● Exercise: Reproduce word for word the stretch of the tapestry text below from "Tyson's work in" through "prestige and wealth.".

● Excerpted text:
=== Begin Enclosure ===

Tyson's work in held in a number of collections including The Museum of Modern Art, New York, Tate Modern, London and the Muse National d’art Moderne, Centre Georges Pompidou, Paris. He is represented by Galerie Vallois, Paris and Pace Gallery, New York.
Weaving a medieval path to now
At one time, tapestries were a highly prized medium, a way for nobles and kings to display their prestige and wealth.
Likewise, contemporary artists turning to tapestry is not a new thing. We only need to look back to Picasso, who produced his first tapestry in 1955, a facsimile of his iconic painting La Guernica commissioned by Rockefeller – the first of 18 he commissioned. Matisse, Braque, Léger, Miró, Chagall, Calder and Derain all had a go at the medium.
Closer to home, John Coburn is Australia’s most prolific tapestry artist. In an interview with artist and art historian James Gleeson he said: I think that my style of art was partly formed on tapestry. You know, that I did the sort of work I did partly because I liked tapestries and I wanted my paintings to be as rich as tapestries. I never thought it was possible at that time for an Australian artist to design for tapestry.’
That was in 1956. By 1966 Coburn had produced his first three tapestries with Aubusson weavers. He made well over 50 tapestries in France and more than 25 with the ATW, including a commission for Parliament House in Brisbane.
His most famous were the tapestry curtains for the Sydney Opera House – The Curtain of the Sun designed for the Opera Theatre and The Curtain of the Moon for the Drama Theatre – which were sadly not used for many years but have been refurbished and rehung elsewhere in recent years.

=== End Enclosure ===

● Dataset extract:
=== Begin Enclosure ===

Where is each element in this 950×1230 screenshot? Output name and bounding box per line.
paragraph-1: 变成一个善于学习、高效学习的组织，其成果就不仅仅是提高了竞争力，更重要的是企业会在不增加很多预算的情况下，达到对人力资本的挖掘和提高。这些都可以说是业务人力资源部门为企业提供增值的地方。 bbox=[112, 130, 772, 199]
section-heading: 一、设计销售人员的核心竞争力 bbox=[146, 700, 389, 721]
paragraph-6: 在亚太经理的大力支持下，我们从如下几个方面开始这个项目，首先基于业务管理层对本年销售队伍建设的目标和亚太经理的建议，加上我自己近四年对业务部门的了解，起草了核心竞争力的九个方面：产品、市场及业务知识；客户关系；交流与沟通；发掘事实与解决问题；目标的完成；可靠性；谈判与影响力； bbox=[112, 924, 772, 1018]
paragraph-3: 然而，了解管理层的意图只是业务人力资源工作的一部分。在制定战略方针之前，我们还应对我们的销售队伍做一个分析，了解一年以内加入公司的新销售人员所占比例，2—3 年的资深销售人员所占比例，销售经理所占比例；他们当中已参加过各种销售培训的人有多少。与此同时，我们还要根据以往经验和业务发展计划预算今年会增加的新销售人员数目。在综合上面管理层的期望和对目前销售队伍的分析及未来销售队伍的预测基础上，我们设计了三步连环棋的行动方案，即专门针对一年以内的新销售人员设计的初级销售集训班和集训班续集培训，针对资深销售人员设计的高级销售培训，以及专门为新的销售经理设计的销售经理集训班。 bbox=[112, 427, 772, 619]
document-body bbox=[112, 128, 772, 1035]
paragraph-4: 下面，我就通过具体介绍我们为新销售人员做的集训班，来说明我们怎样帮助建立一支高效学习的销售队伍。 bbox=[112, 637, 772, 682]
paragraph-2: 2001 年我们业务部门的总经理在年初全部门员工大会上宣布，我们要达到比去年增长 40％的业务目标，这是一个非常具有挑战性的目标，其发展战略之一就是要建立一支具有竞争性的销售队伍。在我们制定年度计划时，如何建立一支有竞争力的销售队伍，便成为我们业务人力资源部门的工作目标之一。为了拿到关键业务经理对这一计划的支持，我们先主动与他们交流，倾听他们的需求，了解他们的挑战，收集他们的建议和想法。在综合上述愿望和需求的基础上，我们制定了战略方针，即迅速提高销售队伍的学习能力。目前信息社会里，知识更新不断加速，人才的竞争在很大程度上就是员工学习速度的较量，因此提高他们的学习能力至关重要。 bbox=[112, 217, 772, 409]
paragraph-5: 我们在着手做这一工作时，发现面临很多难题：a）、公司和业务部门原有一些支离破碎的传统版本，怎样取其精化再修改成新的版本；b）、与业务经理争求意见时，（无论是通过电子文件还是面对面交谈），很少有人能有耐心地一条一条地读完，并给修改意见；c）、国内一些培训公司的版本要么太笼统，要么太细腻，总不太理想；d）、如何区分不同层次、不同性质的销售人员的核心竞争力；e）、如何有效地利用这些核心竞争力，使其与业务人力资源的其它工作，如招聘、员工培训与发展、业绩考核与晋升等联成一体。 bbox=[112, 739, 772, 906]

=== End Enclosure ===

● Response:
Tyson's work in held in a number of collections including The Museum of Modern Art, New York, Tate Modern, London and the Muse National d’art Moderne, Centre Georges Pompidou, Paris. He is represented by Galerie Vallois, Paris and Pace Gallery, New York.
Weaving a medieval path to now
At one time, tapestries were a highly prized medium, a way for nobles and kings to display their prestige and wealth.